--- Start TASK DATA ---

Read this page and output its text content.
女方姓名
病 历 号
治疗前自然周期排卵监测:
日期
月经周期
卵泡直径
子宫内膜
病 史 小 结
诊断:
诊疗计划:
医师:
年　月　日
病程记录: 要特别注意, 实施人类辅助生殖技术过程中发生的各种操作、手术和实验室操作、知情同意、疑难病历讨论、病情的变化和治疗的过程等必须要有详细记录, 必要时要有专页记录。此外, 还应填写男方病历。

--- End TASK DATA ---

TO DO: Extract all of the data shown above without alteration.

SOLUTION:
Read this page and output its text content.
女方姓名
病 历 号
治疗前自然周期排卵监测:
日期
月经周期
卵泡直径
子宫内膜
病 史 小 结
诊断:
诊疗计划:
医师:
年　月　日
病程记录: 要特别注意, 实施人类辅助生殖技术过程中发生的各种操作、手术和实验室操作、知情同意、疑难病历讨论、病情的变化和治疗的过程等必须要有详细记录, 必要时要有专页记录。此外, 还应填写男方病历。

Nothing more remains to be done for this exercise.